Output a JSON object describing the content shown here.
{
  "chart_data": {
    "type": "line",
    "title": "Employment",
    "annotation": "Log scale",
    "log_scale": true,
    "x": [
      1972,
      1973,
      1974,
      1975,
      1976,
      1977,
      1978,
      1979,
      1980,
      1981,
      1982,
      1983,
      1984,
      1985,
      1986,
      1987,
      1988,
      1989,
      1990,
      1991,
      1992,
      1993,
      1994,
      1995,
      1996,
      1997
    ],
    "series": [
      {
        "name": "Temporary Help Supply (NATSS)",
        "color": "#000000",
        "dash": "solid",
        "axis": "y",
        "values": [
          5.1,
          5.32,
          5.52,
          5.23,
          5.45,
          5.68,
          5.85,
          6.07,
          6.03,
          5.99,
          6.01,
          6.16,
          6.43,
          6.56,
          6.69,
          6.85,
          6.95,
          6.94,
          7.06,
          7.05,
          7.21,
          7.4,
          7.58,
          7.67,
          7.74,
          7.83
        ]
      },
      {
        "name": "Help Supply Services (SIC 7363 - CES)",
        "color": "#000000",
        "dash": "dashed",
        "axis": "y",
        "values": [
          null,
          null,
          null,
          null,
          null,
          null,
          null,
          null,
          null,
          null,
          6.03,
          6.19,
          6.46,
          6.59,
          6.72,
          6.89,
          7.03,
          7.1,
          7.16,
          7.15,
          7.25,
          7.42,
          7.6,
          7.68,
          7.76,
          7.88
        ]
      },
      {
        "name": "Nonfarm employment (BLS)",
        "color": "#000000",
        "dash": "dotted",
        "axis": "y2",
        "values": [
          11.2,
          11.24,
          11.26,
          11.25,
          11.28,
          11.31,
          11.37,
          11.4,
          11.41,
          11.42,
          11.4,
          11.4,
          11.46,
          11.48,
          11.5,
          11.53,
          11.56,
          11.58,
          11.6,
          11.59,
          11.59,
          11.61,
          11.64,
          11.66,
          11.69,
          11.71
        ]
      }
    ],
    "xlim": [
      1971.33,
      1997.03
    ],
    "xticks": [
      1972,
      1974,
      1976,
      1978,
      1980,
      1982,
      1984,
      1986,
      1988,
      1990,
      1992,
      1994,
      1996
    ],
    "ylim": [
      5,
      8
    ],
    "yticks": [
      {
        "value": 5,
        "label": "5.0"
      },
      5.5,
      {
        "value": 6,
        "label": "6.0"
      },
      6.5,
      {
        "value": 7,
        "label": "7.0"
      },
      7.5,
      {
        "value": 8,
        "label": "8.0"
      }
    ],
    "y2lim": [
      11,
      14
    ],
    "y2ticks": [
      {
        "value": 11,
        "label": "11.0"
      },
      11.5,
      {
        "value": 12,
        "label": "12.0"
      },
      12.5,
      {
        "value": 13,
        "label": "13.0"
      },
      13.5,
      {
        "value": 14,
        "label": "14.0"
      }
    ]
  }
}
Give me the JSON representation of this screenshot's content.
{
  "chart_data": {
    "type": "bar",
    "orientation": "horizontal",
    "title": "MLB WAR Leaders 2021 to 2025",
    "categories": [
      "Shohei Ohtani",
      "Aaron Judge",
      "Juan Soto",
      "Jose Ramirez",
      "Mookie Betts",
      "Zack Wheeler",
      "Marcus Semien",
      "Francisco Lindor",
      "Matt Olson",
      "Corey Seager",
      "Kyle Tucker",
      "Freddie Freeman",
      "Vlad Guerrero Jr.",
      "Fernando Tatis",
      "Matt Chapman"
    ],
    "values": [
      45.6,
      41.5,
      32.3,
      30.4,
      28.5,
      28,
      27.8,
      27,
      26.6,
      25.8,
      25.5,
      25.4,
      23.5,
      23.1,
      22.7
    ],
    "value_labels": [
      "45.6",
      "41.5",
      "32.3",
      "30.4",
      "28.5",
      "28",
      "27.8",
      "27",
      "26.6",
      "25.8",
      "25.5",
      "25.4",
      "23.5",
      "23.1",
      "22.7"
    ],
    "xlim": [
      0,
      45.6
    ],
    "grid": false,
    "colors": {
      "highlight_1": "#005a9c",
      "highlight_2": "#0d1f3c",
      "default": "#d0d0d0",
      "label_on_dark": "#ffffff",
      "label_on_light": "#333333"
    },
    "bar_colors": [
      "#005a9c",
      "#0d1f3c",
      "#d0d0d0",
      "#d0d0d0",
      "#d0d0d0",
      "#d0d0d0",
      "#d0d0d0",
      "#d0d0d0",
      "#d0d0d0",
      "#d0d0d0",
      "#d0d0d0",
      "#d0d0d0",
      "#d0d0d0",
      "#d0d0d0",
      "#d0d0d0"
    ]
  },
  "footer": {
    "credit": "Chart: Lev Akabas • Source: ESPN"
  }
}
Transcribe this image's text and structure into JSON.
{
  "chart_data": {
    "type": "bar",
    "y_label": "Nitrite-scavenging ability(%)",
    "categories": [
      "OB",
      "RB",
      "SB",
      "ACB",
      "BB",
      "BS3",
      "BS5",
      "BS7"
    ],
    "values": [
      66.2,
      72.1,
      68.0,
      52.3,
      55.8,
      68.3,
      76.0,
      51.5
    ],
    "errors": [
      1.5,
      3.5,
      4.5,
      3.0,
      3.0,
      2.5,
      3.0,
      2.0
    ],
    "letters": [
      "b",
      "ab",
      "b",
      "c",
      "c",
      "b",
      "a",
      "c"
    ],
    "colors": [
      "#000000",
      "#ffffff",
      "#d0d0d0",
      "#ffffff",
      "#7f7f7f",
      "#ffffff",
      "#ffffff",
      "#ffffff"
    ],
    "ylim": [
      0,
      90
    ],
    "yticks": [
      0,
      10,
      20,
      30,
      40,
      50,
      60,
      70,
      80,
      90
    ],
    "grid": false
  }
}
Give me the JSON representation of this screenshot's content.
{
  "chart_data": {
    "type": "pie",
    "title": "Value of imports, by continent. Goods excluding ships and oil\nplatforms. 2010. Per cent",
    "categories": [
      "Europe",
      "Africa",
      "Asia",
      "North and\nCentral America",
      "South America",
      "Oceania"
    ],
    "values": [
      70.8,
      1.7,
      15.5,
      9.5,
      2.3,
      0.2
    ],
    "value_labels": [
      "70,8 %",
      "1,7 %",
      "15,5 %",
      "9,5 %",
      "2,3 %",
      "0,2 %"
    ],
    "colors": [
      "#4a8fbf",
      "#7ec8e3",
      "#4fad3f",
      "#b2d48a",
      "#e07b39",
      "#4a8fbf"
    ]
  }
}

- [PROBLEM TO WORK ON]:
In the entries above, take the line containing "Transcribe this image's" and each later line through the last, and repeat them exactly. Output nothing else.

- [RESULT OF THE TASK]:
Transcribe this image's text and structure into JSON.
{
  "chart_data": {
    "type": "bar",
    "y_label": "Nitrite-scavenging ability(%)",
    "categories": [
      "OB",
      "RB",
      "SB",
      "ACB",
      "BB",
      "BS3",
      "BS5",
      "BS7"
    ],
    "values": [
      66.2,
      72.1,
      68.0,
      52.3,
      55.8,
      68.3,
      76.0,
      51.5
    ],
    "errors": [
      1.5,
      3.5,
      4.5,
      3.0,
      3.0,
      2.5,
      3.0,
      2.0
    ],
    "letters": [
      "b",
      "ab",
      "b",
      "c",
      "c",
      "b",
      "a",
      "c"
    ],
    "colors": [
      "#000000",
      "#ffffff",
      "#d0d0d0",
      "#ffffff",
      "#7f7f7f",
      "#ffffff",
      "#ffffff",
      "#ffffff"
    ],
    "ylim": [
      0,
      90
    ],
    "yticks": [
      0,
      10,
      20,
      30,
      40,
      50,
      60,
      70,
      80,
      90
    ],
    "grid": false
  }
}
Give me the JSON representation of this screenshot's content.
{
  "chart_data": {
    "type": "pie",
    "title": "Value of imports, by continent. Goods excluding ships and oil\nplatforms. 2010. Per cent",
    "categories": [
      "Europe",
      "Africa",
      "Asia",
      "North and\nCentral America",
      "South America",
      "Oceania"
    ],
    "values": [
      70.8,
      1.7,
      15.5,
      9.5,
      2.3,
      0.2
    ],
    "value_labels": [
      "70,8 %",
      "1,7 %",
      "15,5 %",
      "9,5 %",
      "2,3 %",
      "0,2 %"
    ],
    "colors": [
      "#4a8fbf",
      "#7ec8e3",
      "#4fad3f",
      "#b2d48a",
      "#e07b39",
      "#4a8fbf"
    ]
  }
}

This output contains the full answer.